- **Listed entries**:
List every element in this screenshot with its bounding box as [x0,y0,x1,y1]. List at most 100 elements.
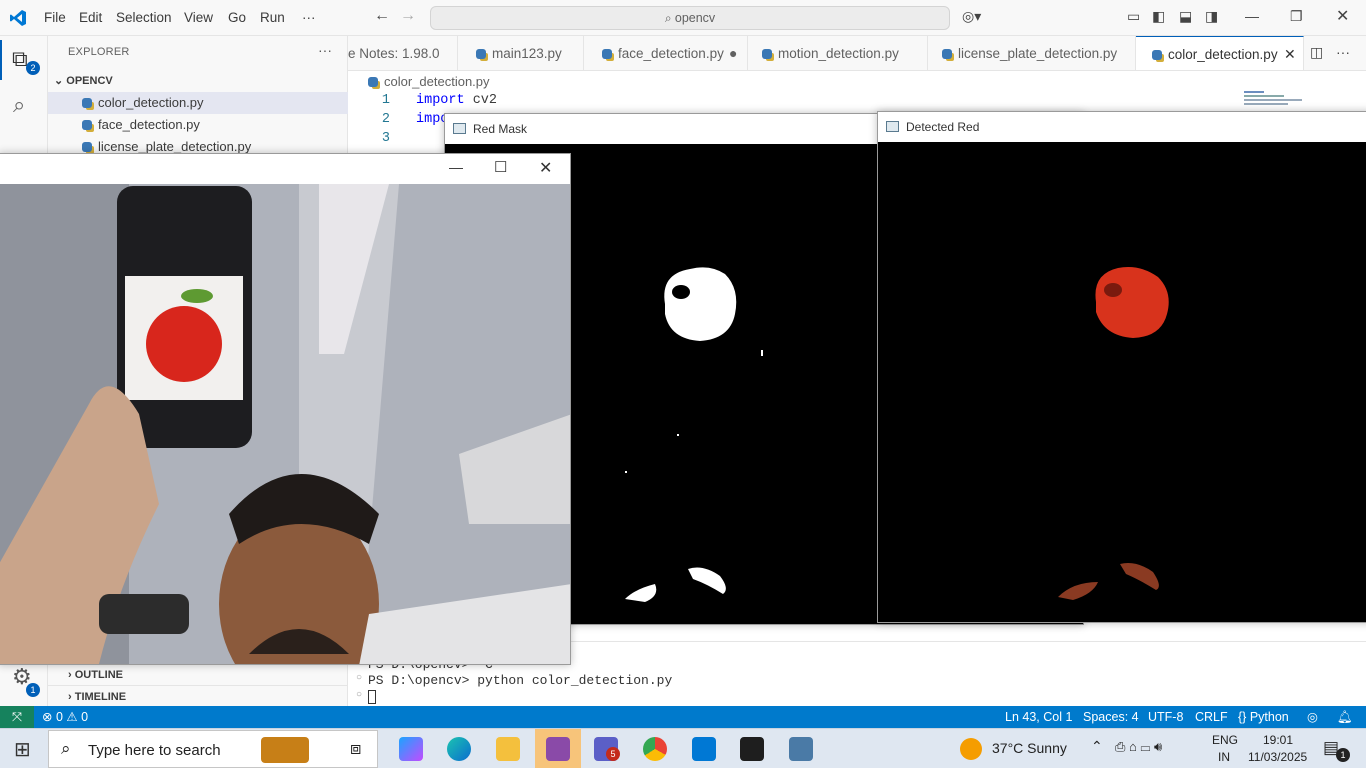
line-number: 3 [381,131,390,146]
remote-indicator-icon[interactable]: ⤧ [0,706,34,728]
copilot-icon[interactable]: ◎▾ [962,8,981,25]
close-icon[interactable]: ✕ [539,158,552,178]
camera-window[interactable]: — ☐ ✕ [0,153,571,665]
problems-indicator[interactable]: ⊗ 0 ⚠ 0 [42,706,88,728]
search-icon: ⌕ [61,739,71,758]
minimize-icon[interactable]: — [449,159,463,175]
start-windows-icon[interactable]: ⊞ [14,737,31,762]
toggle-panel-icon[interactable]: ⬓ [1179,8,1192,25]
command-center-search[interactable]: ⌕ opencv [430,6,950,30]
python-file-icon [476,49,486,59]
search-icon[interactable]: ⌕ [13,92,25,118]
minimap[interactable] [1244,91,1304,111]
window-icon [886,121,899,132]
clock-date[interactable]: 11/03/2025 [1248,750,1307,764]
terminal-line: PS D:\opencv> python color_detection.py [368,673,673,688]
restore-icon[interactable]: ❐ [1290,8,1303,25]
detected-red-canvas [878,142,1366,622]
language-mode[interactable]: {} Python [1238,706,1289,728]
explorer-badge: 2 [26,61,40,75]
encoding[interactable]: UTF-8 [1148,706,1183,728]
copilot-app-icon[interactable] [399,737,423,761]
task-view-icon[interactable]: ⧈ [350,738,361,759]
cursor-position[interactable]: Ln 43, Col 1 [1005,706,1072,728]
python-file-icon [942,49,952,59]
clock-time[interactable]: 19:01 [1263,733,1293,747]
close-icon[interactable]: ✕ [1336,6,1349,26]
explorer-title: EXPLORER [68,46,130,58]
error-icon: ⊗ [42,710,56,724]
timeline-section[interactable]: › TIMELINE [48,685,348,707]
file-explorer-icon[interactable] [496,737,520,761]
python-file-icon [1152,50,1162,60]
store-app-icon[interactable] [546,737,570,761]
editor-tab-bar: e Notes: 1.98.0 main123.py face_detectio… [348,36,1366,71]
maximize-icon[interactable]: ☐ [494,158,507,176]
code-line-1[interactable]: import cv2 [416,93,497,108]
python-file-icon [82,142,92,152]
more-actions-icon[interactable]: ··· [1336,44,1350,60]
back-arrow-icon[interactable]: ← [374,7,390,25]
status-bar: ⤧ ⊗ 0 ⚠ 0 Ln 43, Col 1 Spaces: 4 UTF-8 C… [0,706,1366,728]
vscode-taskbar-icon[interactable] [692,737,716,761]
forward-arrow-icon[interactable]: → [400,7,416,25]
detected-red-window[interactable]: Detected Red [877,111,1366,623]
circle-icon: ○ [356,673,363,684]
line-number: 1 [381,93,390,108]
tray-icons[interactable]: ⎙ ⌂ ▭ 🔊︎ [1115,739,1162,755]
close-tab-icon[interactable]: ✕ [1284,37,1296,70]
tab-face-detection[interactable]: face_detection.py ● [584,36,748,70]
menu-selection[interactable]: Selection [116,10,172,25]
python-app-icon[interactable] [789,737,813,761]
terminal-icon[interactable] [740,737,764,761]
edge-browser-icon[interactable] [447,737,471,761]
line-number: 2 [381,112,390,127]
chevron-right-icon: › [68,691,75,703]
language-top[interactable]: ENG [1212,733,1238,747]
tab-main123[interactable]: main123.py [458,36,584,70]
python-file-icon [82,120,92,130]
python-file-icon [602,49,612,59]
split-editor-icon[interactable]: ◫ [1310,44,1323,61]
layout-customize-icon[interactable]: ▭ [1127,8,1140,25]
camera-canvas [0,184,570,664]
detected-red-titlebar[interactable]: Detected Red [878,112,1366,142]
minimize-icon[interactable]: — [1245,8,1259,24]
taskbar-search-box[interactable]: ⌕ Type here to search [48,730,378,768]
python-file-icon [82,98,92,108]
line-ending[interactable]: CRLF [1195,706,1228,728]
tab-license-plate-detection[interactable]: license_plate_detection.py [928,36,1136,70]
file-color-detection[interactable]: color_detection.py [48,92,348,114]
unsaved-dot-icon[interactable]: ● [729,36,737,70]
sun-icon [960,738,982,760]
tab-motion-detection[interactable]: motion_detection.py [748,36,928,70]
menu-edit[interactable]: Edit [79,10,102,25]
toggle-sidebar-icon[interactable]: ◧ [1152,8,1165,25]
vscode-logo-icon [10,10,26,26]
command-center-label: opencv [674,11,716,25]
python-file-icon [368,77,378,87]
folder-header[interactable]: ⌄ OPENCV [48,70,348,92]
title-bar: File Edit Selection View Go Run ··· ← → … [0,0,1366,36]
language-bottom[interactable]: IN [1218,750,1230,764]
camera-titlebar[interactable] [0,154,570,184]
copilot-status-icon[interactable]: ◎ [1307,706,1318,728]
indentation[interactable]: Spaces: 4 [1083,706,1139,728]
tab-color-detection[interactable]: color_detection.py ✕ [1136,36,1304,70]
tab-release-notes[interactable]: e Notes: 1.98.0 [348,36,458,70]
chevron-up-icon[interactable]: ⌃ [1091,738,1103,755]
bell-icon[interactable]: 🔔︎ [1337,706,1353,728]
outline-section[interactable]: › OUTLINE [48,663,348,685]
weather-text[interactable]: 37°C Sunny [992,740,1067,756]
menu-file[interactable]: File [44,10,66,25]
more-actions-icon[interactable]: ··· [318,42,332,58]
menu-more[interactable]: ··· [302,10,316,25]
menu-view[interactable]: View [184,10,213,25]
menu-go[interactable]: Go [228,10,246,25]
chrome-icon[interactable] [643,737,667,761]
menu-run[interactable]: Run [260,10,285,25]
toggle-secondary-sidebar-icon[interactable]: ◨ [1205,8,1218,25]
detected-red-image [1058,267,1169,600]
file-face-detection[interactable]: face_detection.py [48,114,348,136]
breadcrumb[interactable]: color_detection.py [368,74,490,89]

- **What the task requires**:
Write out the part of the data that opens with the line containing "line-number: 3 [381,131,390,146]" and closes with the line containing "explorer-badge: 2 [26,61,40,75]", including both of those lines.

- **Expected output**:
line-number: 3 [381,131,390,146]
remote-indicator-icon[interactable]: ⤧ [0,706,34,728]
copilot-icon[interactable]: ◎▾ [962,8,981,25]
close-icon[interactable]: ✕ [539,158,552,178]
camera-window[interactable]: — ☐ ✕ [0,153,571,665]
problems-indicator[interactable]: ⊗ 0 ⚠ 0 [42,706,88,728]
search-icon: ⌕ [61,739,71,758]
minimize-icon[interactable]: — [449,159,463,175]
start-windows-icon[interactable]: ⊞ [14,737,31,762]
toggle-panel-icon[interactable]: ⬓ [1179,8,1192,25]
command-center-search[interactable]: ⌕ opencv [430,6,950,30]
python-file-icon [476,49,486,59]
search-icon[interactable]: ⌕ [13,92,25,118]
minimap[interactable] [1244,91,1304,111]
window-icon [886,121,899,132]
clock-date[interactable]: 11/03/2025 [1248,750,1307,764]
terminal-line: PS D:\opencv> python color_detection.py [368,673,673,688]
restore-icon[interactable]: ❐ [1290,8,1303,25]
detected-red-canvas [878,142,1366,622]
language-mode[interactable]: {} Python [1238,706,1289,728]
explorer-badge: 2 [26,61,40,75]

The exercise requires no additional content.